- [Your objective]: In the text on punishment and deterrence, which book does the writer name as their first childhood exposure to a theory of justice?

- [Quoted text]:
%%

I responded by pointing out that several decades of a vigorously-enforced death penalty here in Texas has not apparently served as much of a deterrent against murder, and that our draconian sentences against things like rape and robbery have also not seemed to dent the prevalence of those crimes either.

I've pointed out a few times the argument in the terms that Thomas More in Utopia put it since I think that was my first experience as a kid with a theory of justice and it stuck. Paraphrased: if the penalty for theft is death, then what is to stop a thief from killing to avoid getting caught for their crime? The example given in this post was about drug dealing which at least metafilter has a slant that drug offenses are not so much a crime. However I've brought this up a number of times regarding child molestation and rape. Namely, both of these crimes are severely punished compared to the actual act and the perpetrator faces some serious safety issues while incarcerated not to mention that they're trying to be run out of society. The laws as they are seem to be doing little to reduce the prevalence of the crimes and the invariability is that in either case the victim faces a serious threat of violence, death, or in the case of familial perpetrators what would amount to psychological torture. The current mode of punishment logically is part of the cause of this, not part of the solution.

%%

- [Information supplied]:
%%

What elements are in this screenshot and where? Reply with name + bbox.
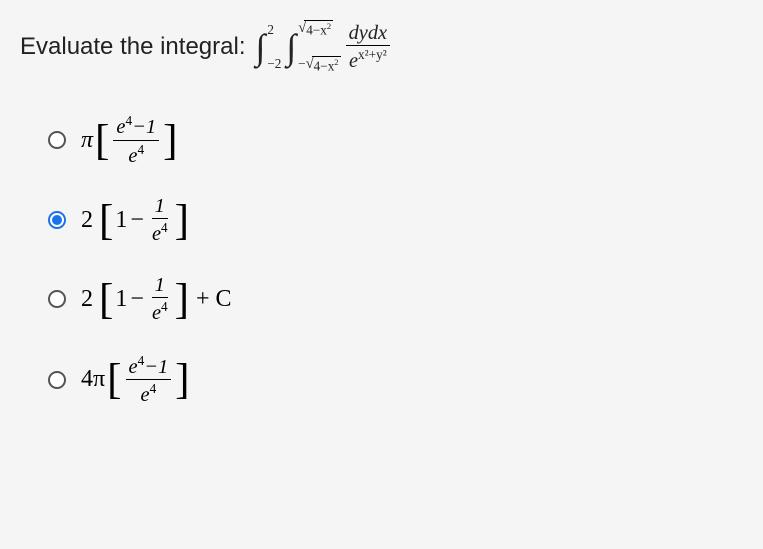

%%

- [Answer to the problem]: Thomas More's Utopia.